== GOAL OF THE EXERCISE ==
Go through each line of the records below and count those with the word "Universidad". Give only the count.
:: INPUT
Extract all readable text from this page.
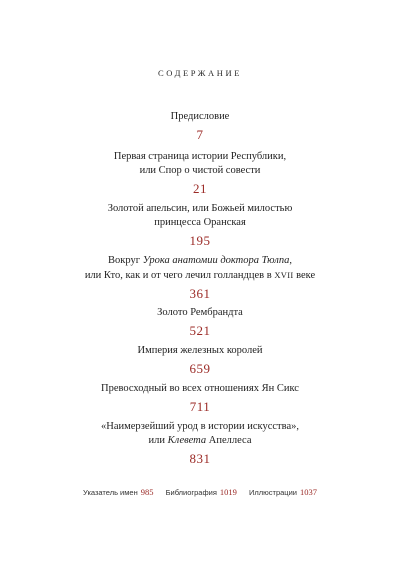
СОДЕРЖАНИЕ
Предисловие
7
Первая страница истории Республики,
или Спор о чистой совести
21
Золотой апельсин, или Божьей милостью
принцесса Оранская
195
Вокруг Урока анатомии доктора Тюлпа,
или Кто, как и от чего лечил голландцев в XVII веке
361
Золото Рембрандта
521
Империя железных королей
659
Превосходный во всех отношениях Ян Сикс
711
«Наимерзейший урод в истории искусства»,
или Клевета Апеллеса
831
Указатель имен 985 Библиография 1019 Иллюстрации 1037
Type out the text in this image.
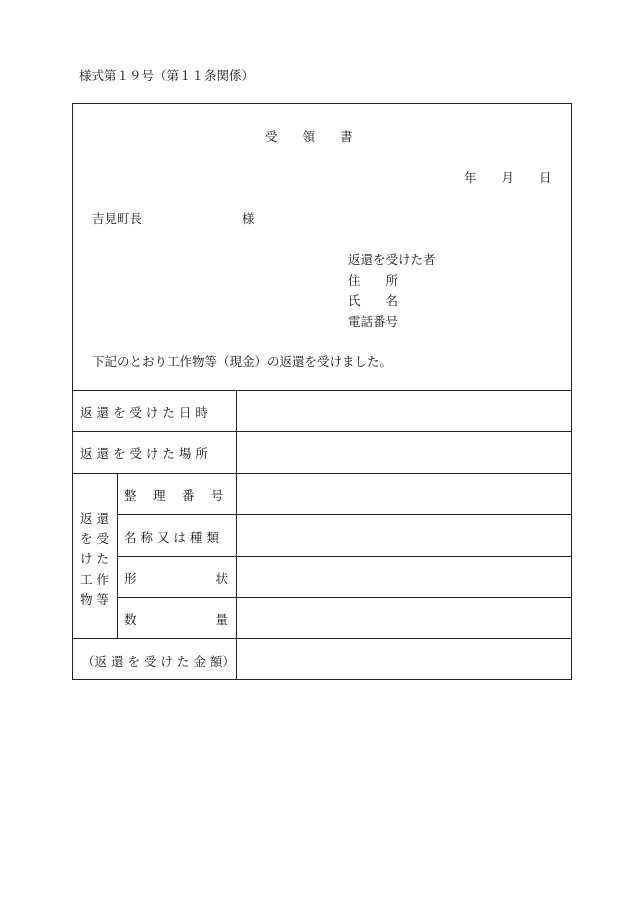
様式第１９号（第１１条関係）
受　　領　　書
年　　月　　日
吉見町長　　　　　　　　様
返還を受けた者
住　　所
氏　　名
電話番号
下記のとおり工作物等（現金）の返還を受けました。
返 還 を 受 け た 日 時
返 還 を 受 け た 場 所
返 還
を 受
け た
工 作
物 等
整　 理　 番　 号
名 称 又 は 種 類
形　　　　　　 状
数　　　　　　 量
（返 還 を 受 け た 金 額）
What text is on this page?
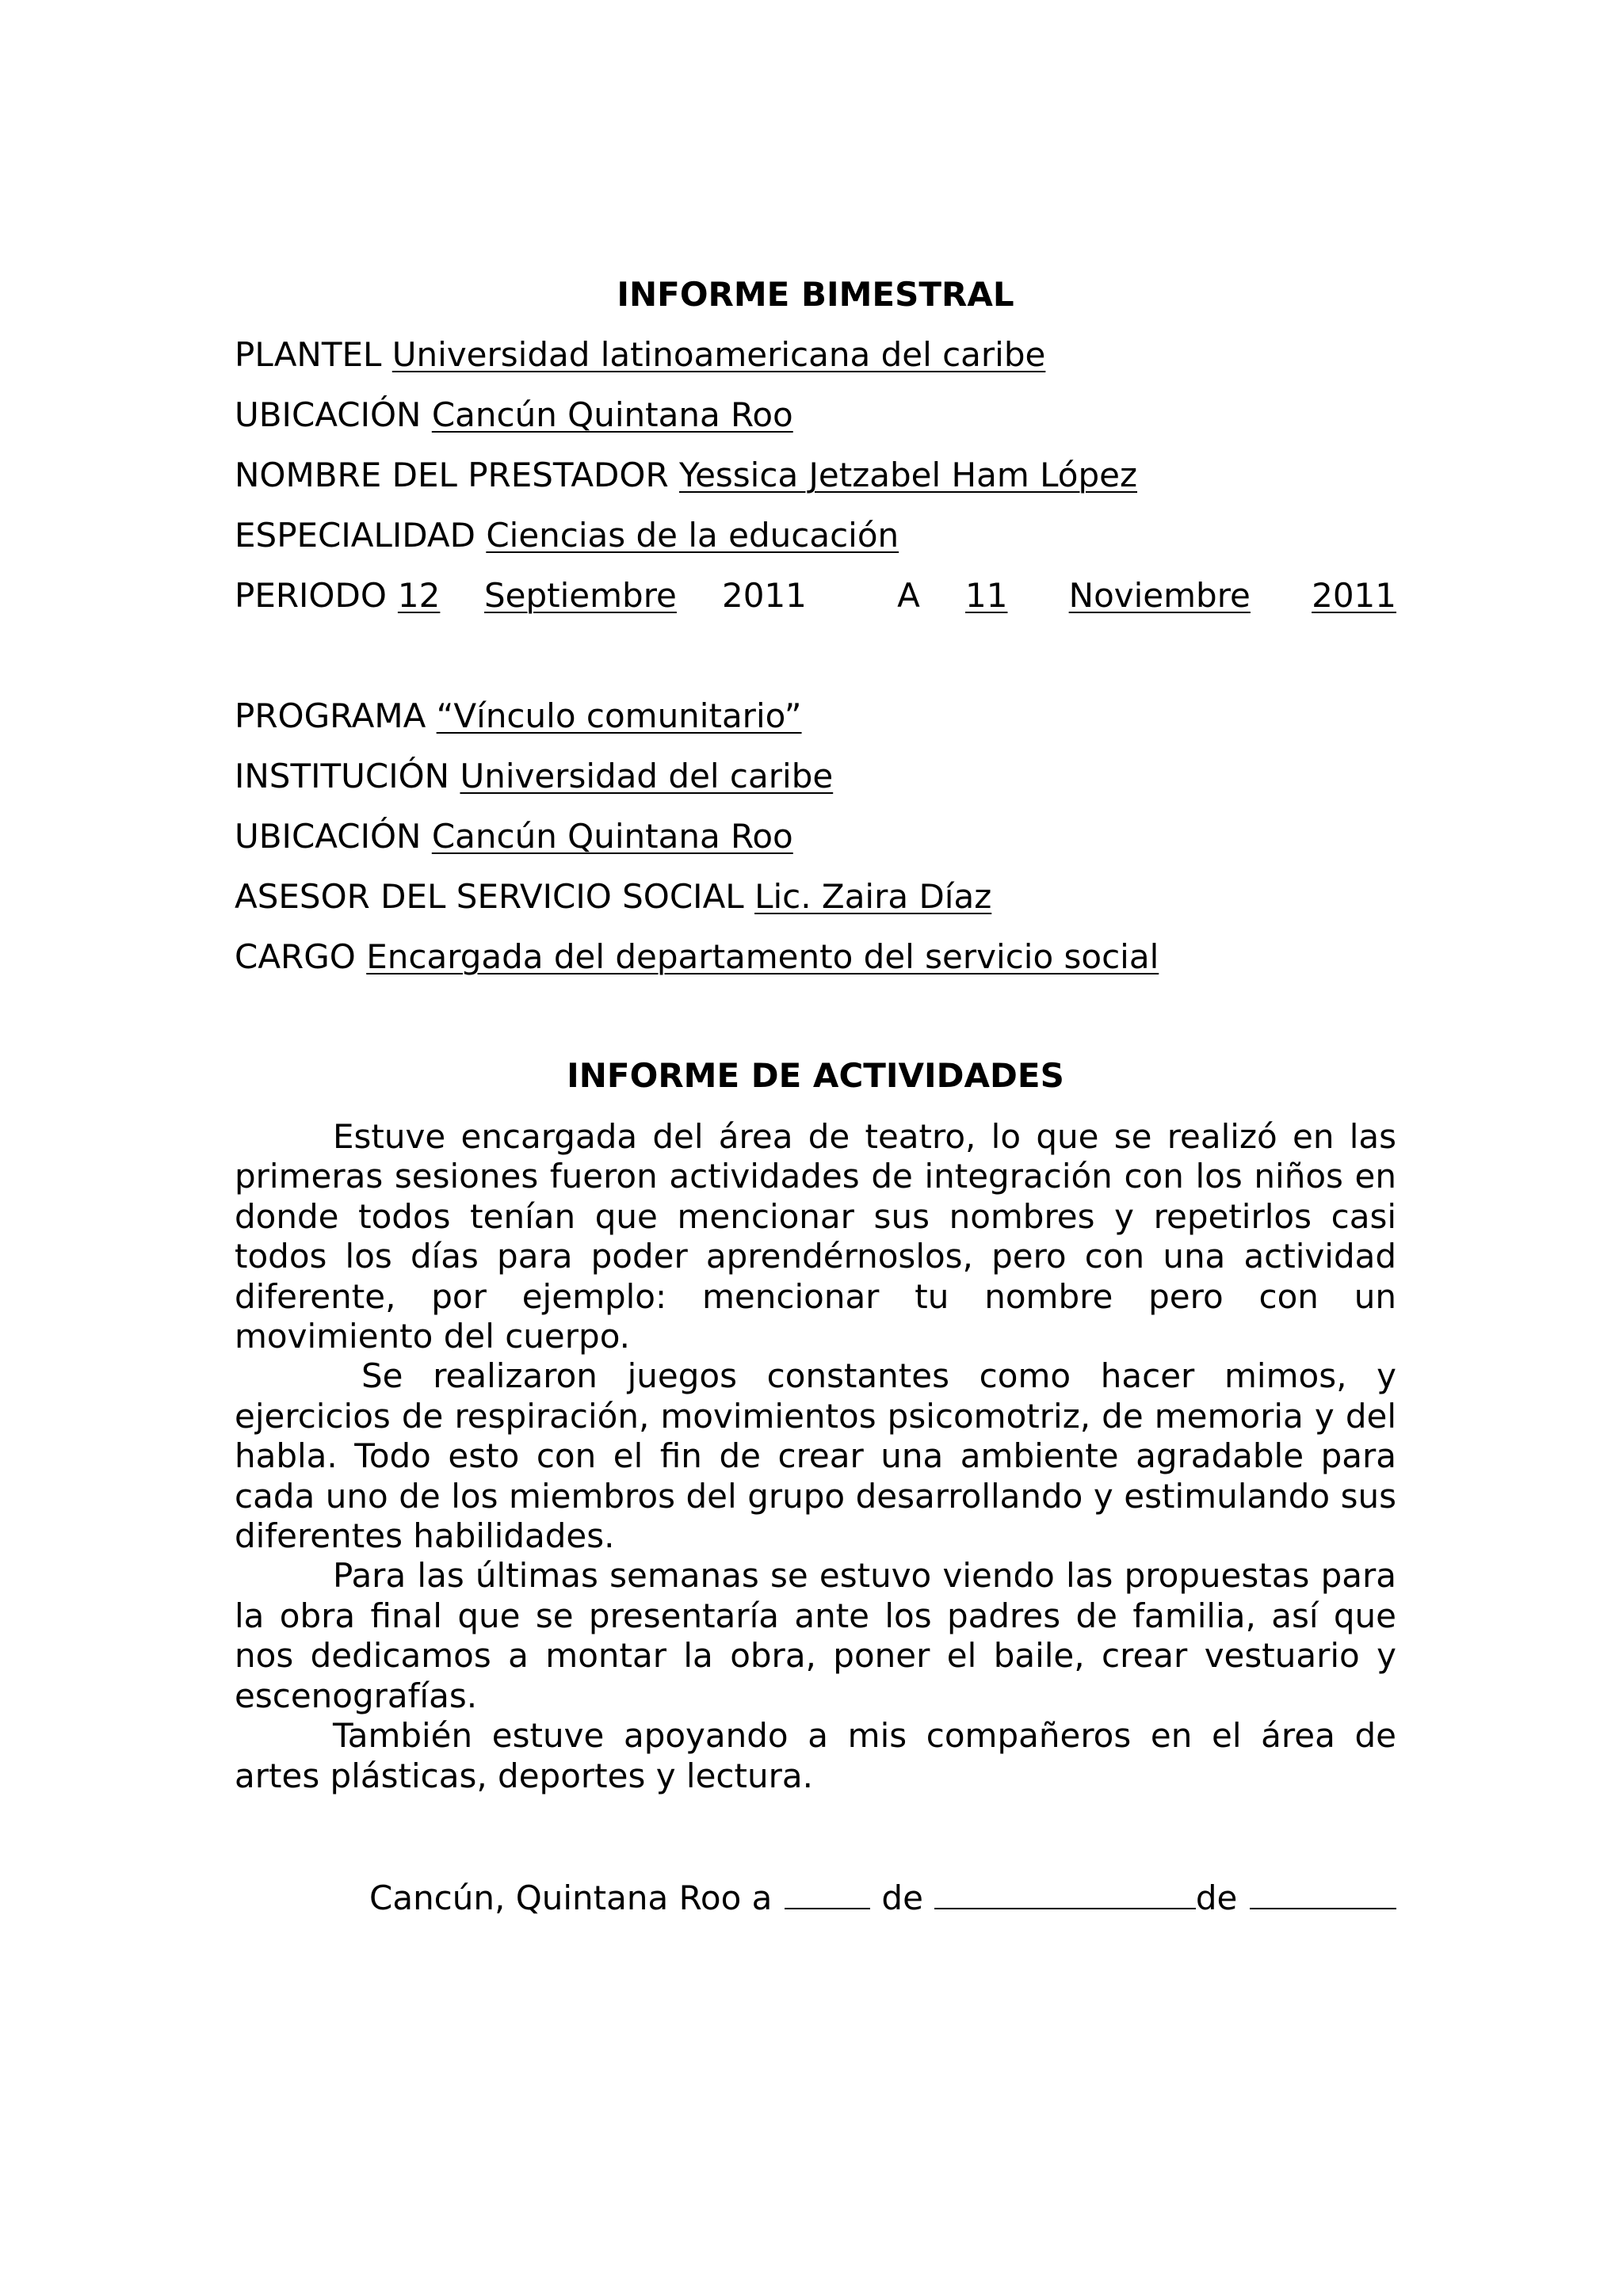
INFORME BIMESTRAL
PLANTEL Universidad latinoamericana del caribe
UBICACIÓN Cancún Quintana Roo
NOMBRE DEL PRESTADOR Yessica Jetzabel Ham López
ESPECIALIDAD Ciencias de la educación
PERIODO 12 Septiembre 2011	A 11 Noviembre 2011
PROGRAMA “Vínculo comunitario”
INSTITUCIÓN Universidad del caribe
UBICACIÓN Cancún Quintana Roo
ASESOR DEL SERVICIO SOCIAL Lic. Zaira Díaz
CARGO Encargada del departamento del servicio social
INFORME DE ACTIVIDADES

Estuve encargada del área de teatro, lo que se realizó en las primeras sesiones fueron actividades de integración con los niños en donde todos tenían que mencionar sus nombres y repetirlos casi todos los días para poder aprendérnoslos, pero con una actividad diferente, por ejemplo: mencionar tu nombre pero con un movimiento del cuerpo.

Se realizaron juegos constantes como hacer mimos, y ejercicios de respiración, movimientos psicomotriz, de memoria y del habla. Todo esto con el fin de crear una ambiente agradable para cada uno de los miembros del grupo desarrollando y estimulando sus diferentes habilidades.

Para las últimas semanas se estuvo viendo las propuestas para la obra final que se presentaría ante los padres de familia, así que nos dedicamos a montar la obra, poner el baile, crear vestuario y escenografías.

También estuve apoyando a mis compañeros en el área de artes plásticas, deportes y lectura.

Cancún, Quintana Roo a	de	de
::::
== SOLUTION FOR THIS EXERCISE ==
2